§ Exercise requirements
Gather up every line from the entries below that uses the word "this".

§ Supplied entries

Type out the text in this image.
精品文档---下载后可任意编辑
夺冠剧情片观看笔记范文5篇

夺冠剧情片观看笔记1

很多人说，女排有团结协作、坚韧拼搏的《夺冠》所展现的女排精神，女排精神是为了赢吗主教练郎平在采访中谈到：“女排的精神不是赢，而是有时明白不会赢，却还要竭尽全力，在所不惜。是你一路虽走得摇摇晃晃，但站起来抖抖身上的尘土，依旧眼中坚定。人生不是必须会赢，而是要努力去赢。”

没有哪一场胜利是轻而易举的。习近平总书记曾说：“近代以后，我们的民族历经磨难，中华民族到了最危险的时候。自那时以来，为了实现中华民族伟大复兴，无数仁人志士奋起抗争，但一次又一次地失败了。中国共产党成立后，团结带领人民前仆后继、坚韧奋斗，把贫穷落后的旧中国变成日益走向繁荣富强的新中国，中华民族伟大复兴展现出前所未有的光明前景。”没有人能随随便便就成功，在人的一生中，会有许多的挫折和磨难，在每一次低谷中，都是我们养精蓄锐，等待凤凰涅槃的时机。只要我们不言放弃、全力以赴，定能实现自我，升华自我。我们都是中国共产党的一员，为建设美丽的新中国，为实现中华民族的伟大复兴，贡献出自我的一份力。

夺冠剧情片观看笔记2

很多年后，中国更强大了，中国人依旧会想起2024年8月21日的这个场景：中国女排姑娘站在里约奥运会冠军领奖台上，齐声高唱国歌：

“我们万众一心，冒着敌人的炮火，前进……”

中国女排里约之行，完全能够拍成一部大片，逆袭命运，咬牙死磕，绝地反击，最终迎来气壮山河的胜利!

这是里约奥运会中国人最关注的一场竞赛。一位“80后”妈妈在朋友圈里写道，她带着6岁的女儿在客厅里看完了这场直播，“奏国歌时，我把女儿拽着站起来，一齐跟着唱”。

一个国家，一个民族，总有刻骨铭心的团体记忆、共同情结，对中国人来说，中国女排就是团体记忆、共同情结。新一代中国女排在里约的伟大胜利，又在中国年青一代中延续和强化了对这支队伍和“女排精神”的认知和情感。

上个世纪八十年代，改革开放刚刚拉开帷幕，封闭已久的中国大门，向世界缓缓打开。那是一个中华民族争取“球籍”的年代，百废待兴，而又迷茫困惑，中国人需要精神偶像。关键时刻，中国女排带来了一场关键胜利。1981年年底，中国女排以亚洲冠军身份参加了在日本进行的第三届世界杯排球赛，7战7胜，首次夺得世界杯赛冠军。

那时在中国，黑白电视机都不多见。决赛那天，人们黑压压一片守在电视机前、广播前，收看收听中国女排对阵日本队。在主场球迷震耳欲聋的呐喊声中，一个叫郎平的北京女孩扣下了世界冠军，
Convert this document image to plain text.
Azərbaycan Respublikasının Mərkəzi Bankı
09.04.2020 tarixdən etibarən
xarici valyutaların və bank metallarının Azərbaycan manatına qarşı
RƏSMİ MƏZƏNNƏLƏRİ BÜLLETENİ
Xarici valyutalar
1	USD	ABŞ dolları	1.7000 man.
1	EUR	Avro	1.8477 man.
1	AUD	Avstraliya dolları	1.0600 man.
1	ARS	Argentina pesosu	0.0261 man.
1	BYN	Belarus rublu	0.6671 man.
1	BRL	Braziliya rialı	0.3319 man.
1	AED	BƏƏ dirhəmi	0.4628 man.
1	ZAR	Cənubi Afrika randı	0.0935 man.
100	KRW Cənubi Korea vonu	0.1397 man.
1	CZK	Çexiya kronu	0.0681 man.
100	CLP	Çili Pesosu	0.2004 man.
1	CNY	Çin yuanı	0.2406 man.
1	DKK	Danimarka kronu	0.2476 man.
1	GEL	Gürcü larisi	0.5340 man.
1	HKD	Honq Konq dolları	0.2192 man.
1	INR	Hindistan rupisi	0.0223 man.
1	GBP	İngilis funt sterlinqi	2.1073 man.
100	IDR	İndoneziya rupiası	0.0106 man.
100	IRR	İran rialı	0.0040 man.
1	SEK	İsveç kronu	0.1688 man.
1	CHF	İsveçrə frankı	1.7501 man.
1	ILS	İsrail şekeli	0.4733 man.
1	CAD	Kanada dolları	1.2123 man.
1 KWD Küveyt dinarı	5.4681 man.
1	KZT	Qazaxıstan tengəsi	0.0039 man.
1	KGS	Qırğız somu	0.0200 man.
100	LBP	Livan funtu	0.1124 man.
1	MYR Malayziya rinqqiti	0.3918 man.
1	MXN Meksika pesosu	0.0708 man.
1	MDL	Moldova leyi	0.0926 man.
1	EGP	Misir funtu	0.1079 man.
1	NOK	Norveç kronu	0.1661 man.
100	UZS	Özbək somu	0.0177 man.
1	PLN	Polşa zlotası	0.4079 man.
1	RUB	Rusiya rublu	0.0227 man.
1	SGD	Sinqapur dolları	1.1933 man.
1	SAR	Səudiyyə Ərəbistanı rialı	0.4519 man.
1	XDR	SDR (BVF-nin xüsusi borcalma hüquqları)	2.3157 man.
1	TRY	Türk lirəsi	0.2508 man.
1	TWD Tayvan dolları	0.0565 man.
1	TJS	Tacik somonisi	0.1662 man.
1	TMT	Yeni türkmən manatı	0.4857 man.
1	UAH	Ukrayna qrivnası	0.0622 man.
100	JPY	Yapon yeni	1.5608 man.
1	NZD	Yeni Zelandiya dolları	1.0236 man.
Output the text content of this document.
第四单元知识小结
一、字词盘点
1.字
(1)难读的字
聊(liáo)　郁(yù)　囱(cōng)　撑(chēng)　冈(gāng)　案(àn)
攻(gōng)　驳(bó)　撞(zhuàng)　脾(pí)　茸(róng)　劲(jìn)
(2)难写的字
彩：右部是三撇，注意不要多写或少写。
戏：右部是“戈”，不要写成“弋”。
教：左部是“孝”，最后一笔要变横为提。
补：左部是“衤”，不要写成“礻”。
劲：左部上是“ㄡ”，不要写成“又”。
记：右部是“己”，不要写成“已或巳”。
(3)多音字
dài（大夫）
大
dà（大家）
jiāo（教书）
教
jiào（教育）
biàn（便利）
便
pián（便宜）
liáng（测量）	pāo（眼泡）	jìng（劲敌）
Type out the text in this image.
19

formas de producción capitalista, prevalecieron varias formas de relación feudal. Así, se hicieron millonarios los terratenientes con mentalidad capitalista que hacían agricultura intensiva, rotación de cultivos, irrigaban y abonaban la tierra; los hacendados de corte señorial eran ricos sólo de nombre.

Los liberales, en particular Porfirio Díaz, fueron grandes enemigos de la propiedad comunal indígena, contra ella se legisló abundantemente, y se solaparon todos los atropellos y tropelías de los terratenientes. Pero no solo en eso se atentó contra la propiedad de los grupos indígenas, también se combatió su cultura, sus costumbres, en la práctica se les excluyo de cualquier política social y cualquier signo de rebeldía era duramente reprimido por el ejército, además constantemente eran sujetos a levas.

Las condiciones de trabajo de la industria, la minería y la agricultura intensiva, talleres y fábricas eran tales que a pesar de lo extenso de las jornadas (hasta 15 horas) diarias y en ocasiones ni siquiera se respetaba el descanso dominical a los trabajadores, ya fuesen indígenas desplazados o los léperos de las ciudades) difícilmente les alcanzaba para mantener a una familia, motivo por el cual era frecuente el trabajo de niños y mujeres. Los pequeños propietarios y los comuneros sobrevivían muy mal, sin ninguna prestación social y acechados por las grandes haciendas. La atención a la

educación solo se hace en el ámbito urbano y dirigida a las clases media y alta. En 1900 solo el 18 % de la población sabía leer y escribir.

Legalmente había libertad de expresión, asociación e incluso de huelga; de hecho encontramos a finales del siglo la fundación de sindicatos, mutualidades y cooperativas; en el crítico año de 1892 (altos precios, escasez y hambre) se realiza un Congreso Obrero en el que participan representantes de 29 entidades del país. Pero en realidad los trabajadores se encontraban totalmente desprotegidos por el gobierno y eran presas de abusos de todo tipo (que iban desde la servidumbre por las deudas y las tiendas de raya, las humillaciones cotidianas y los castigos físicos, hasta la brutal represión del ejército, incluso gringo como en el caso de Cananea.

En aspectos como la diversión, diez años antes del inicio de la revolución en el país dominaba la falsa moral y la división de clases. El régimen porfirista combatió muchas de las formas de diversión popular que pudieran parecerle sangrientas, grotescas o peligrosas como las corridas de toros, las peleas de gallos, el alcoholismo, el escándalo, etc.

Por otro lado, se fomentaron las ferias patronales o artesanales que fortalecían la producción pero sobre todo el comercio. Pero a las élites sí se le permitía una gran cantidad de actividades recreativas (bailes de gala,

§ Correct output
Type out the text in this image.
Convert this document image to plain text.
Output the text content of this document.
Type out the text in this image.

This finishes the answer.